**TASK ITEM:** Rewrite the Maemo Mapper forum excerpt, starting with "Posts: 81 | Thanked: 115" and going on through "a long while.", with "database" replaced by "map cache".

**PASSAGE FOR REVIEW:**

Actually, there is a function in the GDBM API to re-organize the files, but I don't provide the functionality in Maemo Mapper itself. I'll add a button in the "Manage Repositories" dialog to allow users to "reorganize" the file. It's also the only way that the database file can get smaller. (Space used by deleted maps is marked and reused when needed later.)

Depending on the size of the database, this operation might take a while....
 
Posts: 81 | Thanked: 115 times | Joined on Jan 2008
#167
Originally Posted by gnuite View Post
Depending on the size of the database, this operation might take a while....
My database size is over 900mb so I sort of expect it to take a long while.
I was thinking of copying the file to my pc and optimizing it there. What packages would I need installed, and what command should I use?

I do notice a speed improvement in 2.3 over 2.2, however 2.3 does seem to crash more and harder.

**EXTRACTED DATA:**
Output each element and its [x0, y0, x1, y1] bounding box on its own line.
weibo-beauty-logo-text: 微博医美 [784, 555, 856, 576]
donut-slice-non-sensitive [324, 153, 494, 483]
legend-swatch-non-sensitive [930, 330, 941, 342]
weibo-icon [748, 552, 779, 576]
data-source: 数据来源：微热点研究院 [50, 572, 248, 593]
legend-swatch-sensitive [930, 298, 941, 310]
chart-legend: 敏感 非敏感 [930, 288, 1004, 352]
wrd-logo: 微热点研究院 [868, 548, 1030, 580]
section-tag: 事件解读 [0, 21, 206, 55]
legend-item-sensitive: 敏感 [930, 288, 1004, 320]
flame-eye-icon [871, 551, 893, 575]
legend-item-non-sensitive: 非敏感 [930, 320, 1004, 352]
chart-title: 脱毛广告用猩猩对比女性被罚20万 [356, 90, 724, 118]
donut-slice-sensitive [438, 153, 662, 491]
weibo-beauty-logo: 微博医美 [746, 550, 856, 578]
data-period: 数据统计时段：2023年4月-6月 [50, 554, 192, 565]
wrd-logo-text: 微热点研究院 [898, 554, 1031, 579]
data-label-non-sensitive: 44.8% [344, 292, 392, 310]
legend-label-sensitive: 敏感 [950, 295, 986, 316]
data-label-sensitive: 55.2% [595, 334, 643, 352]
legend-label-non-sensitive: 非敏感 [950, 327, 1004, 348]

**RESPONSE BELOW:**
Posts: 81 | Thanked: 115 times | Joined on Jan 2008
#167
Originally Posted by gnuite View Post
Depending on the size of the map cache, this operation might take a while....
My map cache size is over 900mb so I sort of expect it to take a long while.